- Record excerpts

* START *

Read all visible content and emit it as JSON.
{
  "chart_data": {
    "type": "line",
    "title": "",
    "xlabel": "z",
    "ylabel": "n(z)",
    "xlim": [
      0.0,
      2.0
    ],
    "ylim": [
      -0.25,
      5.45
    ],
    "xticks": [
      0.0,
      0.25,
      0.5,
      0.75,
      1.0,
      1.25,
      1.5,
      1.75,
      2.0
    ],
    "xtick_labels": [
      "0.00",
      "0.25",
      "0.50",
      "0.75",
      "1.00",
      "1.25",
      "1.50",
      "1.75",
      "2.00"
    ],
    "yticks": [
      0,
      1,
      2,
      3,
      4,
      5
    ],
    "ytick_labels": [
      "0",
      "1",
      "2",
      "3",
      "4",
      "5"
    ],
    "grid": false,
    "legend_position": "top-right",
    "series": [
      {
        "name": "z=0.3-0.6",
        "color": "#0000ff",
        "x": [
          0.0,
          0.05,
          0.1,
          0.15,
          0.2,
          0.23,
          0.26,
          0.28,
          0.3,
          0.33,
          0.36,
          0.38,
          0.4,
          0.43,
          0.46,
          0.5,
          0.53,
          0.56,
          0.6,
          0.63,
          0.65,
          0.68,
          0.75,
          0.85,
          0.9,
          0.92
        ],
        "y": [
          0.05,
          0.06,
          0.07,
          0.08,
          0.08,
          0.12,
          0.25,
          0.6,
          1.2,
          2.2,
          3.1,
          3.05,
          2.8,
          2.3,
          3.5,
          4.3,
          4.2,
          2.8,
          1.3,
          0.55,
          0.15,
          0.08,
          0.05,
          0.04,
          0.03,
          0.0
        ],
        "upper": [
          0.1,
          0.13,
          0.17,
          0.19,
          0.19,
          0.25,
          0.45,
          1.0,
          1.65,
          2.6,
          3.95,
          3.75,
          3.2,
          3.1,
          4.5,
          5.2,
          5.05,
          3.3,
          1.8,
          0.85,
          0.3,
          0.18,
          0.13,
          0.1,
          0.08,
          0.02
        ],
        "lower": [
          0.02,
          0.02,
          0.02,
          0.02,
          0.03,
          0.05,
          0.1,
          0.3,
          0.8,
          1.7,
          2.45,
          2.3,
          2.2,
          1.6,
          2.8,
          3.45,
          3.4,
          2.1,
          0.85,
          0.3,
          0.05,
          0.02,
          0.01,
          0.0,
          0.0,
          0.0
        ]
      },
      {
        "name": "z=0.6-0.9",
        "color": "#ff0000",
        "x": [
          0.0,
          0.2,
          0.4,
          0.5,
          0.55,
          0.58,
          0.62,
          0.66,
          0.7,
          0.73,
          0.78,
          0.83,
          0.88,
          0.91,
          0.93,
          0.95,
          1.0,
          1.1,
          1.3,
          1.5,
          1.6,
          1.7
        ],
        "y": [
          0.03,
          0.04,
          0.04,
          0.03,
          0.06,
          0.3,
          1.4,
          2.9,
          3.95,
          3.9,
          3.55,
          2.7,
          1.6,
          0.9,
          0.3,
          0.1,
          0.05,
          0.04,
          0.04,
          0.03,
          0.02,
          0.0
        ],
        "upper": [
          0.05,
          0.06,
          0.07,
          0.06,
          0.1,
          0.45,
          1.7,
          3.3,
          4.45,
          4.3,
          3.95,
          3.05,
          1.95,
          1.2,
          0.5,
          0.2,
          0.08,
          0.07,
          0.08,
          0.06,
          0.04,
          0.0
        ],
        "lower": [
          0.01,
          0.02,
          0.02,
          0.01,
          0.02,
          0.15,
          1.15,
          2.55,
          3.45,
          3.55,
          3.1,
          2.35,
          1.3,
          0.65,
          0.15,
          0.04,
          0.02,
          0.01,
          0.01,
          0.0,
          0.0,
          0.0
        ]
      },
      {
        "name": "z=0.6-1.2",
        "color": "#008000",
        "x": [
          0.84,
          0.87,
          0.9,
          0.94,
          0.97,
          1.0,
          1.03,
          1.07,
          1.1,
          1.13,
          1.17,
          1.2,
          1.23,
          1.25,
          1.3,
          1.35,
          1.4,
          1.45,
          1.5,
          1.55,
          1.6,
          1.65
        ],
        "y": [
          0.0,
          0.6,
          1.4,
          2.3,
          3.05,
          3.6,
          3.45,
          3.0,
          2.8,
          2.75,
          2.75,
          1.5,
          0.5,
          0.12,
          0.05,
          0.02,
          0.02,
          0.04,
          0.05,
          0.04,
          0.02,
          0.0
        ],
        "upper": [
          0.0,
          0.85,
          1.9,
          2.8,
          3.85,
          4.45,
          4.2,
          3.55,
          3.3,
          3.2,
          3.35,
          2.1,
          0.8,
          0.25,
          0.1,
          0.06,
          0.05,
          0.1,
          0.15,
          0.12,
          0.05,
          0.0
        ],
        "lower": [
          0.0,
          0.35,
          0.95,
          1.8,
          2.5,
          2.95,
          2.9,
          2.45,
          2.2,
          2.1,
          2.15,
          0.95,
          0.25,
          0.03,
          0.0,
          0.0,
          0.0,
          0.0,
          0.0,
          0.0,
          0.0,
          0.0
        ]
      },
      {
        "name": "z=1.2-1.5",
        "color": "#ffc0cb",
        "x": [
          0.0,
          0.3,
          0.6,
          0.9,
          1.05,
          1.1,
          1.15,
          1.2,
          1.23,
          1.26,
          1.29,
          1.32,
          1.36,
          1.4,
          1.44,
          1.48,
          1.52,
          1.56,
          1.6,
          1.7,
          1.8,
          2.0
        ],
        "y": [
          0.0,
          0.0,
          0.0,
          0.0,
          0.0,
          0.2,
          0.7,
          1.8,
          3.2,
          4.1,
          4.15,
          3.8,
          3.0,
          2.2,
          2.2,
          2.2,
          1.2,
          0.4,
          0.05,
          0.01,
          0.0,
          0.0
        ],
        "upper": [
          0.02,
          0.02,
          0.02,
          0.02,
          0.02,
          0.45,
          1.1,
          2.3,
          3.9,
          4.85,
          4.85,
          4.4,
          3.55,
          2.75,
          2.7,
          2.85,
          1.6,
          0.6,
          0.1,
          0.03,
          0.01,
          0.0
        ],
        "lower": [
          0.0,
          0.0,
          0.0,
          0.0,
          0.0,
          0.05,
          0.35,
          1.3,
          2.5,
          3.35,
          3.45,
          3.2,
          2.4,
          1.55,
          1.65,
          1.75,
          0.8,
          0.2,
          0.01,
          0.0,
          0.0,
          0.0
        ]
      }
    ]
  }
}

* END *

- Your objective
Every entry needs to be retyped exactly.

- Response to this exercise
Read all visible content and emit it as JSON.
{
  "chart_data": {
    "type": "line",
    "title": "",
    "xlabel": "z",
    "ylabel": "n(z)",
    "xlim": [
      0.0,
      2.0
    ],
    "ylim": [
      -0.25,
      5.45
    ],
    "xticks": [
      0.0,
      0.25,
      0.5,
      0.75,
      1.0,
      1.25,
      1.5,
      1.75,
      2.0
    ],
    "xtick_labels": [
      "0.00",
      "0.25",
      "0.50",
      "0.75",
      "1.00",
      "1.25",
      "1.50",
      "1.75",
      "2.00"
    ],
    "yticks": [
      0,
      1,
      2,
      3,
      4,
      5
    ],
    "ytick_labels": [
      "0",
      "1",
      "2",
      "3",
      "4",
      "5"
    ],
    "grid": false,
    "legend_position": "top-right",
    "series": [
      {
        "name": "z=0.3-0.6",
        "color": "#0000ff",
        "x": [
          0.0,
          0.05,
          0.1,
          0.15,
          0.2,
          0.23,
          0.26,
          0.28,
          0.3,
          0.33,
          0.36,
          0.38,
          0.4,
          0.43,
          0.46,
          0.5,
          0.53,
          0.56,
          0.6,
          0.63,
          0.65,
          0.68,
          0.75,
          0.85,
          0.9,
          0.92
        ],
        "y": [
          0.05,
          0.06,
          0.07,
          0.08,
          0.08,
          0.12,
          0.25,
          0.6,
          1.2,
          2.2,
          3.1,
          3.05,
          2.8,
          2.3,
          3.5,
          4.3,
          4.2,
          2.8,
          1.3,
          0.55,
          0.15,
          0.08,
          0.05,
          0.04,
          0.03,
          0.0
        ],
        "upper": [
          0.1,
          0.13,
          0.17,
          0.19,
          0.19,
          0.25,
          0.45,
          1.0,
          1.65,
          2.6,
          3.95,
          3.75,
          3.2,
          3.1,
          4.5,
          5.2,
          5.05,
          3.3,
          1.8,
          0.85,
          0.3,
          0.18,
          0.13,
          0.1,
          0.08,
          0.02
        ],
        "lower": [
          0.02,
          0.02,
          0.02,
          0.02,
          0.03,
          0.05,
          0.1,
          0.3,
          0.8,
          1.7,
          2.45,
          2.3,
          2.2,
          1.6,
          2.8,
          3.45,
          3.4,
          2.1,
          0.85,
          0.3,
          0.05,
          0.02,
          0.01,
          0.0,
          0.0,
          0.0
        ]
      },
      {
        "name": "z=0.6-0.9",
        "color": "#ff0000",
        "x": [
          0.0,
          0.2,
          0.4,
          0.5,
          0.55,
          0.58,
          0.62,
          0.66,
          0.7,
          0.73,
          0.78,
          0.83,
          0.88,
          0.91,
          0.93,
          0.95,
          1.0,
          1.1,
          1.3,
          1.5,
          1.6,
          1.7
        ],
        "y": [
          0.03,
          0.04,
          0.04,
          0.03,
          0.06,
          0.3,
          1.4,
          2.9,
          3.95,
          3.9,
          3.55,
          2.7,
          1.6,
          0.9,
          0.3,
          0.1,
          0.05,
          0.04,
          0.04,
          0.03,
          0.02,
          0.0
        ],
        "upper": [
          0.05,
          0.06,
          0.07,
          0.06,
          0.1,
          0.45,
          1.7,
          3.3,
          4.45,
          4.3,
          3.95,
          3.05,
          1.95,
          1.2,
          0.5,
          0.2,
          0.08,
          0.07,
          0.08,
          0.06,
          0.04,
          0.0
        ],
        "lower": [
          0.01,
          0.02,
          0.02,
          0.01,
          0.02,
          0.15,
          1.15,
          2.55,
          3.45,
          3.55,
          3.1,
          2.35,
          1.3,
          0.65,
          0.15,
          0.04,
          0.02,
          0.01,
          0.01,
          0.0,
          0.0,
          0.0
        ]
      },
      {
        "name": "z=0.6-1.2",
        "color": "#008000",
        "x": [
          0.84,
          0.87,
          0.9,
          0.94,
          0.97,
          1.0,
          1.03,
          1.07,
          1.1,
          1.13,
          1.17,
          1.2,
          1.23,
          1.25,
          1.3,
          1.35,
          1.4,
          1.45,
          1.5,
          1.55,
          1.6,
          1.65
        ],
        "y": [
          0.0,
          0.6,
          1.4,
          2.3,
          3.05,
          3.6,
          3.45,
          3.0,
          2.8,
          2.75,
          2.75,
          1.5,
          0.5,
          0.12,
          0.05,
          0.02,
          0.02,
          0.04,
          0.05,
          0.04,
          0.02,
          0.0
        ],
        "upper": [
          0.0,
          0.85,
          1.9,
          2.8,
          3.85,
          4.45,
          4.2,
          3.55,
          3.3,
          3.2,
          3.35,
          2.1,
          0.8,
          0.25,
          0.1,
          0.06,
          0.05,
          0.1,
          0.15,
          0.12,
          0.05,
          0.0
        ],
        "lower": [
          0.0,
          0.35,
          0.95,
          1.8,
          2.5,
          2.95,
          2.9,
          2.45,
          2.2,
          2.1,
          2.15,
          0.95,
          0.25,
          0.03,
          0.0,
          0.0,
          0.0,
          0.0,
          0.0,
          0.0,
          0.0,
          0.0
        ]
      },
      {
        "name": "z=1.2-1.5",
        "color": "#ffc0cb",
        "x": [
          0.0,
          0.3,
          0.6,
          0.9,
          1.05,
          1.1,
          1.15,
          1.2,
          1.23,
          1.26,
          1.29,
          1.32,
          1.36,
          1.4,
          1.44,
          1.48,
          1.52,
          1.56,
          1.6,
          1.7,
          1.8,
          2.0
        ],
        "y": [
          0.0,
          0.0,
          0.0,
          0.0,
          0.0,
          0.2,
          0.7,
          1.8,
          3.2,
          4.1,
          4.15,
          3.8,
          3.0,
          2.2,
          2.2,
          2.2,
          1.2,
          0.4,
          0.05,
          0.01,
          0.0,
          0.0
        ],
        "upper": [
          0.02,
          0.02,
          0.02,
          0.02,
          0.02,
          0.45,
          1.1,
          2.3,
          3.9,
          4.85,
          4.85,
          4.4,
          3.55,
          2.75,
          2.7,
          2.85,
          1.6,
          0.6,
          0.1,
          0.03,
          0.01,
          0.0
        ],
        "lower": [
          0.0,
          0.0,
          0.0,
          0.0,
          0.0,
          0.05,
          0.35,
          1.3,
          2.5,
          3.35,
          3.45,
          3.2,
          2.4,
          1.55,
          1.65,
          1.75,
          0.8,
          0.2,
          0.01,
          0.0,
          0.0,
          0.0
        ]
      }
    ]
  }
}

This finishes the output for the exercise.